Given request — Find the word "calendar" in the records below. List each line containing it.

:: Given records ::

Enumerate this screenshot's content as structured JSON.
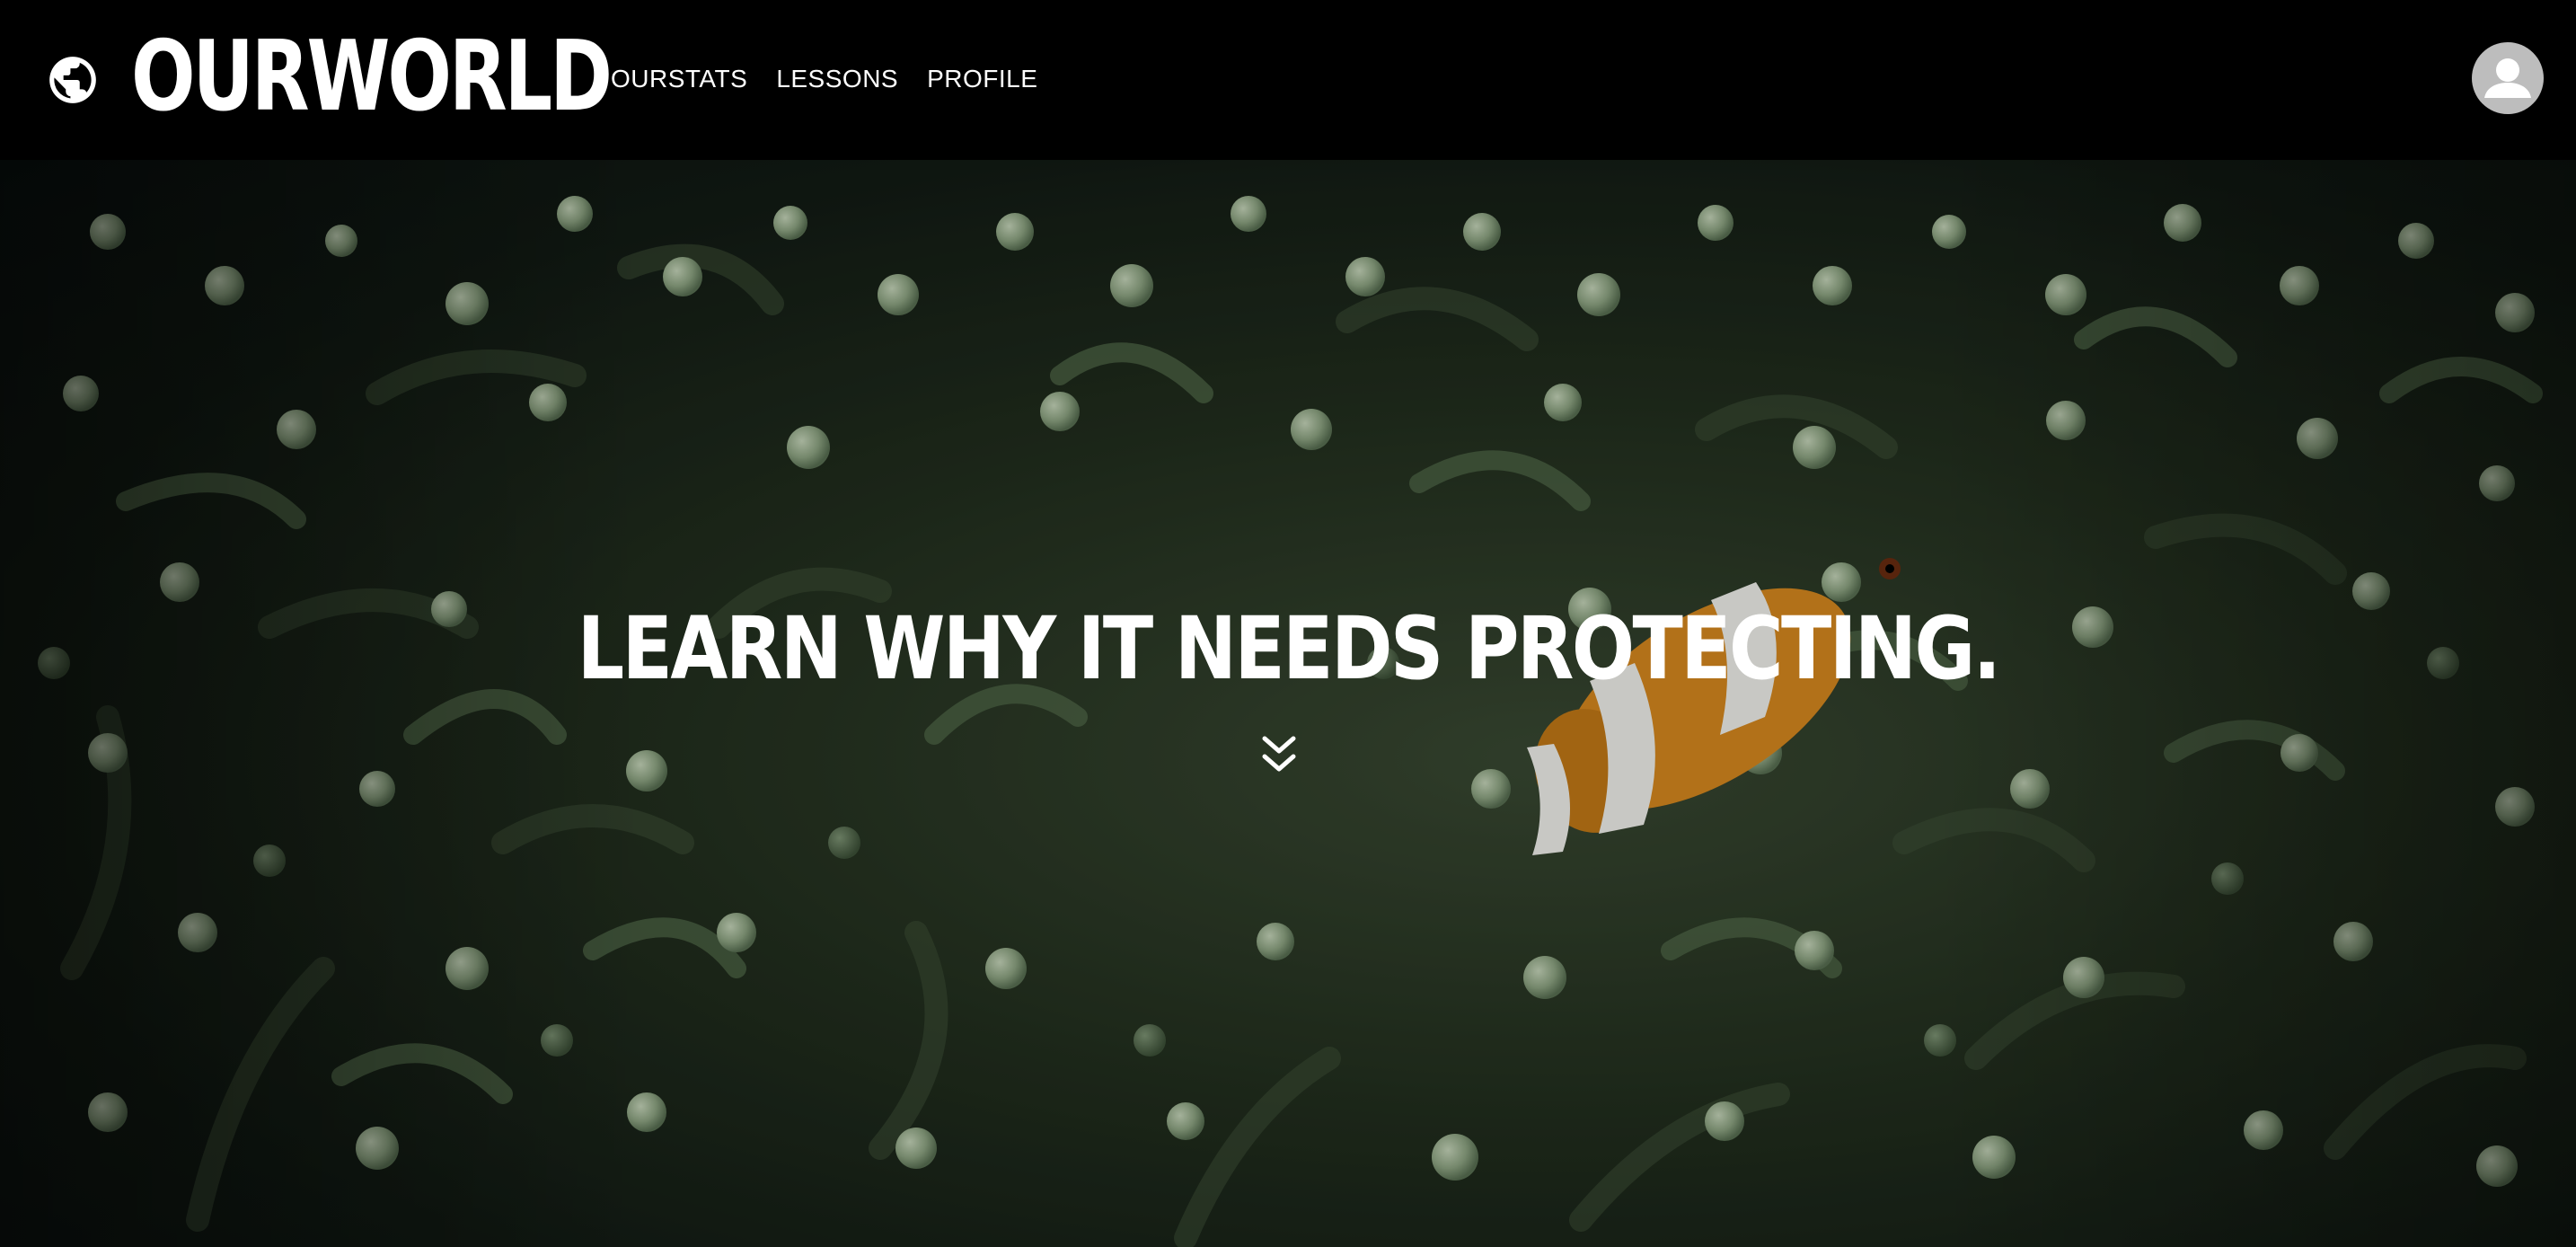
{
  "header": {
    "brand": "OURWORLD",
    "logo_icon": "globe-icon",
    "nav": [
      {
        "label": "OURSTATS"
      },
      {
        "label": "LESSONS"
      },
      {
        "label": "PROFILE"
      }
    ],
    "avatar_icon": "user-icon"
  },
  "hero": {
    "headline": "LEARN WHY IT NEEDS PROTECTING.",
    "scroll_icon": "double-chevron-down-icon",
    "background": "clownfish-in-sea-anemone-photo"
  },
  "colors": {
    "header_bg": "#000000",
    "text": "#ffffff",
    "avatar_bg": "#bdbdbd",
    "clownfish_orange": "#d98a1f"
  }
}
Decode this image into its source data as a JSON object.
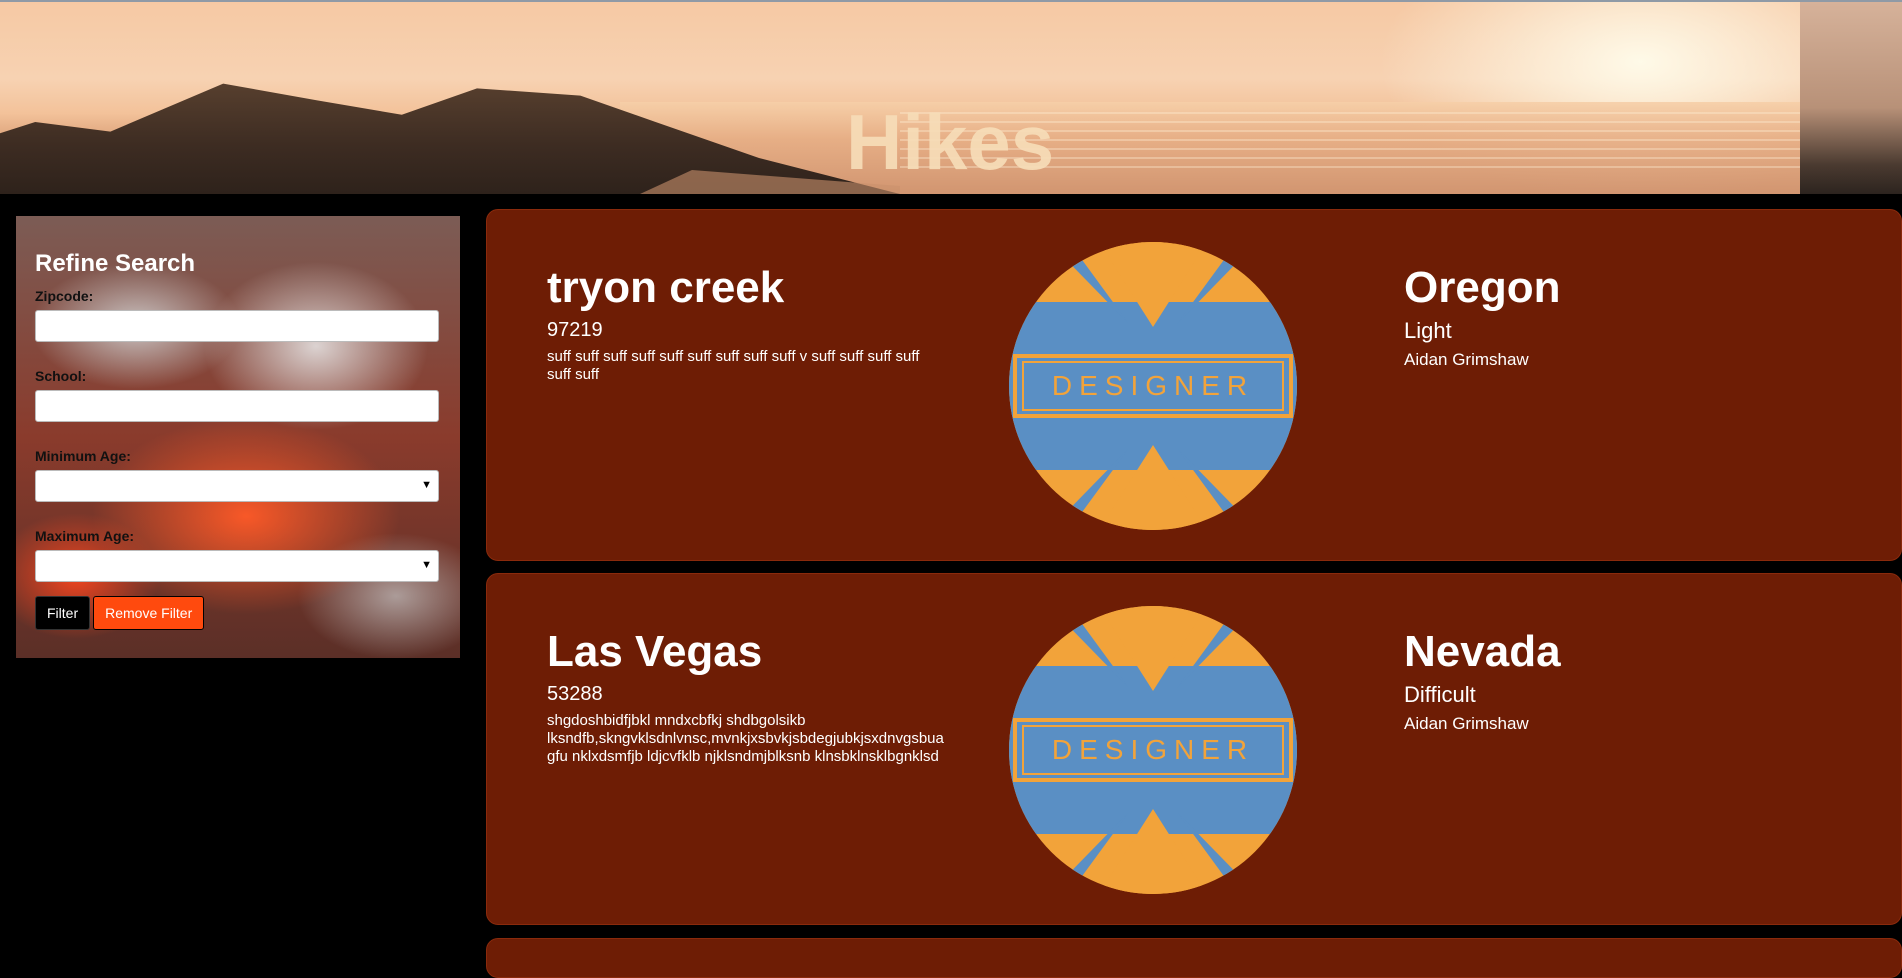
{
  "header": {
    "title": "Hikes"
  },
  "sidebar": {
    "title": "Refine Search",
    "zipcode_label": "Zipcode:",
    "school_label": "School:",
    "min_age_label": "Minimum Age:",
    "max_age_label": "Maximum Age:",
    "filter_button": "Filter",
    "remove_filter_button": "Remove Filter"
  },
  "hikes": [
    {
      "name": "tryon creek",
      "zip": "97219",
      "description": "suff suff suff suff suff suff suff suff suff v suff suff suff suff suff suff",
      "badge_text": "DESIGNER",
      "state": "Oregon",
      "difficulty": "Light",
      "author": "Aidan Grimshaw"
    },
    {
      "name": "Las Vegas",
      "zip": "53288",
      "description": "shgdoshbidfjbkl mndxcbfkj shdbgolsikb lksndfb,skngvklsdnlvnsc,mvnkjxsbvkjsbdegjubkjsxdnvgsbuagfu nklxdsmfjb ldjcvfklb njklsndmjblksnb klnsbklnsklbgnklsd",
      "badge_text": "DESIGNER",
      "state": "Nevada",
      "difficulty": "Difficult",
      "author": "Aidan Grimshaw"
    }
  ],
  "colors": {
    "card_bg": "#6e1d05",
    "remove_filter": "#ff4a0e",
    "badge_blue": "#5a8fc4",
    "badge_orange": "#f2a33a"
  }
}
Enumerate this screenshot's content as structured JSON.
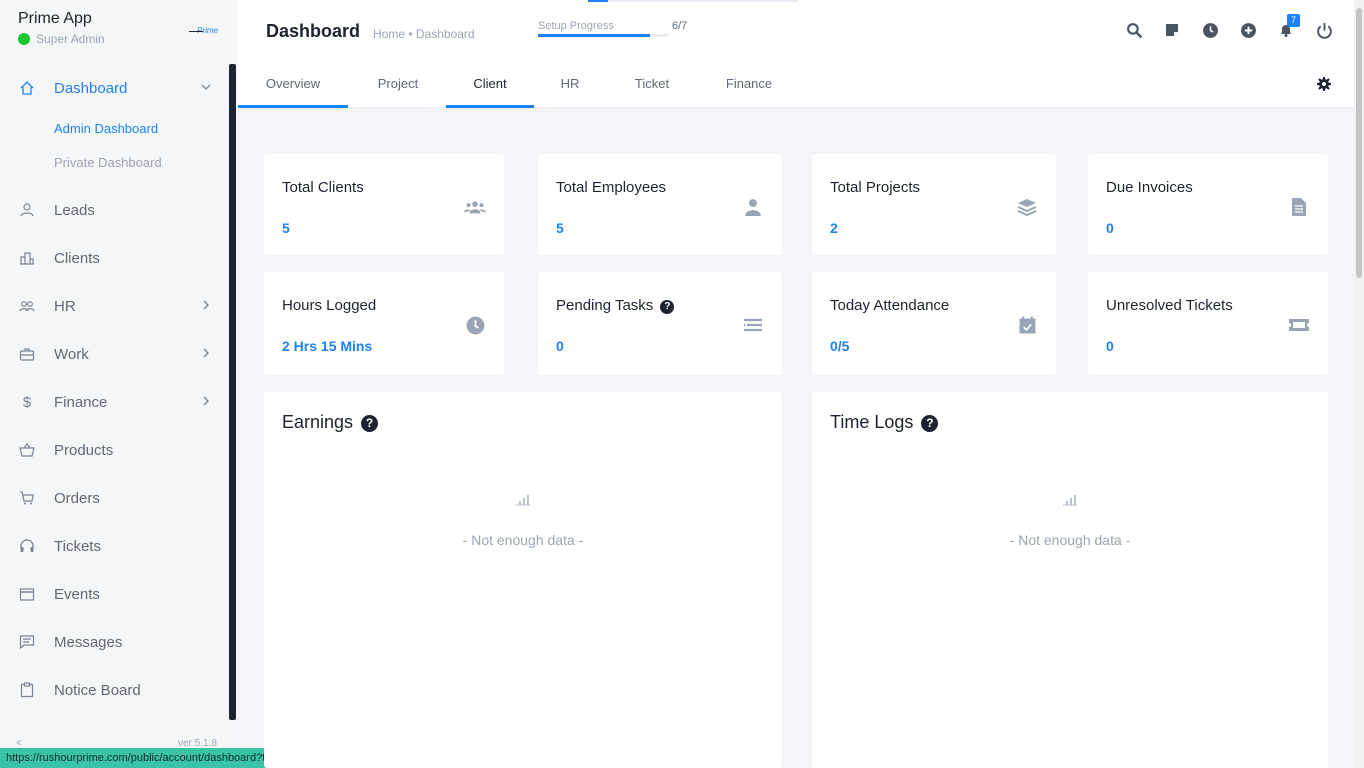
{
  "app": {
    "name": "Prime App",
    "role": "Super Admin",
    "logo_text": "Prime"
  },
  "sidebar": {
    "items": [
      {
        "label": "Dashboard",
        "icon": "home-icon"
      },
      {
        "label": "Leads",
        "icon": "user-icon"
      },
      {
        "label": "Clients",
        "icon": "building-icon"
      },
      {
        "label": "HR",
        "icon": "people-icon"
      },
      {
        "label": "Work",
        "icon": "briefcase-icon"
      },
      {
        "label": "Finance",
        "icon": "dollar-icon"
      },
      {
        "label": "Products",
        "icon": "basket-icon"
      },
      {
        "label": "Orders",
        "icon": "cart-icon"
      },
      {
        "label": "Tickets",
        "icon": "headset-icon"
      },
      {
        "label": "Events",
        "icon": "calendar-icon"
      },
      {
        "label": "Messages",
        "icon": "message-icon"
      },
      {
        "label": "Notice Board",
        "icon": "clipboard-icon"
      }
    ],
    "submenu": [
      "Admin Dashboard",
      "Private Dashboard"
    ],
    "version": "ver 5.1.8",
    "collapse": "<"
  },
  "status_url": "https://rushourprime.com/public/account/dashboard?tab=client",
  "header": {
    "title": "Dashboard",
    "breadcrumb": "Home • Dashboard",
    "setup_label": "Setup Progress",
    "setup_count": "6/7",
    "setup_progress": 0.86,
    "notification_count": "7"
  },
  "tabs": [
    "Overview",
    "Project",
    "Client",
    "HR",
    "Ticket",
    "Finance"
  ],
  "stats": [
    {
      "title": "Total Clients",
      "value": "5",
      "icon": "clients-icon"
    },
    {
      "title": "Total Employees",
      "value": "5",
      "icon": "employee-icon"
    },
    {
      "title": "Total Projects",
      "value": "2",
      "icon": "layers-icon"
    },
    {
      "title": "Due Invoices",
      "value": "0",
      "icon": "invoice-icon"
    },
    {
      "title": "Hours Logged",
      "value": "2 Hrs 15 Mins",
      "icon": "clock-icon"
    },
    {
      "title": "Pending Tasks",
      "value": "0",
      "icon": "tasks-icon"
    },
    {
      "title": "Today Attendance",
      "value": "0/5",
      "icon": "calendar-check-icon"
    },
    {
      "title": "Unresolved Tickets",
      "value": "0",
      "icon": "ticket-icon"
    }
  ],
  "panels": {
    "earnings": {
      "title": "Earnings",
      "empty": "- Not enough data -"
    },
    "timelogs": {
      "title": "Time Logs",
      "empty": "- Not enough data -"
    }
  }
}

:::

Answer for the task —
        "icon": "calendar-icon"
      "icon": "calendar-check-icon"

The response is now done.